• _WHAT TO PRODUCE_:
Extract all data as written.

(Records)

::::::

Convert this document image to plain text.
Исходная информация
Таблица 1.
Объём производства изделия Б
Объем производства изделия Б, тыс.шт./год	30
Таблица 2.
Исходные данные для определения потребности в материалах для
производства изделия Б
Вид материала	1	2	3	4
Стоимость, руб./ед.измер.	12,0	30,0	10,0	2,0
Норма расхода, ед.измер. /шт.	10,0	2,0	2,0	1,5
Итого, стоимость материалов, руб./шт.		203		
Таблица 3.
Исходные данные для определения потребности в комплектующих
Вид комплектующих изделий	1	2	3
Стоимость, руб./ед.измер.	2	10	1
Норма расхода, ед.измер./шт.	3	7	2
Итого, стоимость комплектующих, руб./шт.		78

::::::

• _RESULT OF THIS TASK_:
Convert this document image to plain text.
Исходная информация
Таблица 1.
Объём производства изделия Б
Объем производства изделия Б, тыс.шт./год	30
Таблица 2.
Исходные данные для определения потребности в материалах для
производства изделия Б
Вид материала	1	2	3	4
Стоимость, руб./ед.измер.	12,0	30,0	10,0	2,0
Норма расхода, ед.измер. /шт.	10,0	2,0	2,0	1,5
Итого, стоимость материалов, руб./шт.		203		
Таблица 3.
Исходные данные для определения потребности в комплектующих
Вид комплектующих изделий	1	2	3
Стоимость, руб./ед.измер.	2	10	1
Норма расхода, ед.измер./шт.	3	7	2
Итого, стоимость комплектующих, руб./шт.		78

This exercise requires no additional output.